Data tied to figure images
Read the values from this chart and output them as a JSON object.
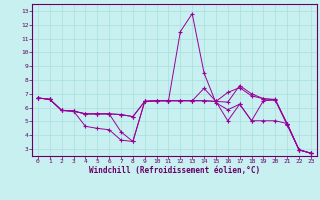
{
  "background_color": "#c8f0f0",
  "line_color": "#990099",
  "marker": "+",
  "xlabel": "Windchill (Refroidissement éolien,°C)",
  "xlim": [
    -0.5,
    23.5
  ],
  "ylim": [
    2.5,
    13.5
  ],
  "xticks": [
    0,
    1,
    2,
    3,
    4,
    5,
    6,
    7,
    8,
    9,
    10,
    11,
    12,
    13,
    14,
    15,
    16,
    17,
    18,
    19,
    20,
    21,
    22,
    23
  ],
  "yticks": [
    3,
    4,
    5,
    6,
    7,
    8,
    9,
    10,
    11,
    12,
    13
  ],
  "lines": [
    [
      0,
      6.7,
      1,
      6.6,
      2,
      5.8,
      3,
      5.75,
      4,
      4.65,
      5,
      4.5,
      6,
      4.4,
      7,
      3.65,
      8,
      3.55,
      9,
      6.45,
      10,
      6.5,
      11,
      6.5,
      12,
      11.5,
      13,
      12.8,
      14,
      8.5,
      15,
      6.35,
      16,
      5.85,
      17,
      6.25,
      18,
      5.05,
      19,
      6.5,
      20,
      6.55,
      21,
      4.75,
      22,
      2.95,
      23,
      2.7
    ],
    [
      0,
      6.7,
      1,
      6.6,
      2,
      5.8,
      3,
      5.75,
      4,
      5.55,
      5,
      5.55,
      6,
      5.55,
      7,
      5.5,
      8,
      5.35,
      9,
      6.45,
      10,
      6.5,
      11,
      6.5,
      12,
      6.5,
      13,
      6.5,
      14,
      6.5,
      15,
      6.45,
      16,
      6.4,
      17,
      7.6,
      18,
      7.0,
      19,
      6.65,
      20,
      6.6,
      21,
      4.85,
      22,
      2.95,
      23,
      2.7
    ],
    [
      0,
      6.7,
      1,
      6.6,
      2,
      5.8,
      3,
      5.75,
      4,
      5.55,
      5,
      5.55,
      6,
      5.55,
      7,
      4.25,
      8,
      3.55,
      9,
      6.45,
      10,
      6.5,
      11,
      6.5,
      12,
      6.5,
      13,
      6.5,
      14,
      7.4,
      15,
      6.45,
      16,
      7.1,
      17,
      7.45,
      18,
      6.85,
      19,
      6.65,
      20,
      6.55,
      21,
      4.8,
      22,
      2.95,
      23,
      2.7
    ],
    [
      0,
      6.7,
      1,
      6.6,
      2,
      5.8,
      3,
      5.75,
      4,
      5.55,
      5,
      5.55,
      6,
      5.55,
      7,
      5.5,
      8,
      5.35,
      9,
      6.45,
      10,
      6.5,
      11,
      6.5,
      12,
      6.5,
      13,
      6.5,
      14,
      6.5,
      15,
      6.45,
      16,
      5.05,
      17,
      6.25,
      18,
      5.05,
      19,
      5.05,
      20,
      5.05,
      21,
      4.85,
      22,
      2.95,
      23,
      2.7
    ]
  ]
}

§ **WRITTEN EXERCISE**:
Extract every line of the data exactly; pictures stay out.

§ **FULL ANSWER**:
Read the values from this chart and output them as a JSON object.
{
  "background_color": "#c8f0f0",
  "line_color": "#990099",
  "marker": "+",
  "xlabel": "Windchill (Refroidissement éolien,°C)",
  "xlim": [
    -0.5,
    23.5
  ],
  "ylim": [
    2.5,
    13.5
  ],
  "xticks": [
    0,
    1,
    2,
    3,
    4,
    5,
    6,
    7,
    8,
    9,
    10,
    11,
    12,
    13,
    14,
    15,
    16,
    17,
    18,
    19,
    20,
    21,
    22,
    23
  ],
  "yticks": [
    3,
    4,
    5,
    6,
    7,
    8,
    9,
    10,
    11,
    12,
    13
  ],
  "lines": [
    [
      0,
      6.7,
      1,
      6.6,
      2,
      5.8,
      3,
      5.75,
      4,
      4.65,
      5,
      4.5,
      6,
      4.4,
      7,
      3.65,
      8,
      3.55,
      9,
      6.45,
      10,
      6.5,
      11,
      6.5,
      12,
      11.5,
      13,
      12.8,
      14,
      8.5,
      15,
      6.35,
      16,
      5.85,
      17,
      6.25,
      18,
      5.05,
      19,
      6.5,
      20,
      6.55,
      21,
      4.75,
      22,
      2.95,
      23,
      2.7
    ],
    [
      0,
      6.7,
      1,
      6.6,
      2,
      5.8,
      3,
      5.75,
      4,
      5.55,
      5,
      5.55,
      6,
      5.55,
      7,
      5.5,
      8,
      5.35,
      9,
      6.45,
      10,
      6.5,
      11,
      6.5,
      12,
      6.5,
      13,
      6.5,
      14,
      6.5,
      15,
      6.45,
      16,
      6.4,
      17,
      7.6,
      18,
      7.0,
      19,
      6.65,
      20,
      6.6,
      21,
      4.85,
      22,
      2.95,
      23,
      2.7
    ],
    [
      0,
      6.7,
      1,
      6.6,
      2,
      5.8,
      3,
      5.75,
      4,
      5.55,
      5,
      5.55,
      6,
      5.55,
      7,
      4.25,
      8,
      3.55,
      9,
      6.45,
      10,
      6.5,
      11,
      6.5,
      12,
      6.5,
      13,
      6.5,
      14,
      7.4,
      15,
      6.45,
      16,
      7.1,
      17,
      7.45,
      18,
      6.85,
      19,
      6.65,
      20,
      6.55,
      21,
      4.8,
      22,
      2.95,
      23,
      2.7
    ],
    [
      0,
      6.7,
      1,
      6.6,
      2,
      5.8,
      3,
      5.75,
      4,
      5.55,
      5,
      5.55,
      6,
      5.55,
      7,
      5.5,
      8,
      5.35,
      9,
      6.45,
      10,
      6.5,
      11,
      6.5,
      12,
      6.5,
      13,
      6.5,
      14,
      6.5,
      15,
      6.45,
      16,
      5.05,
      17,
      6.25,
      18,
      5.05,
      19,
      5.05,
      20,
      5.05,
      21,
      4.85,
      22,
      2.95,
      23,
      2.7
    ]
  ]
}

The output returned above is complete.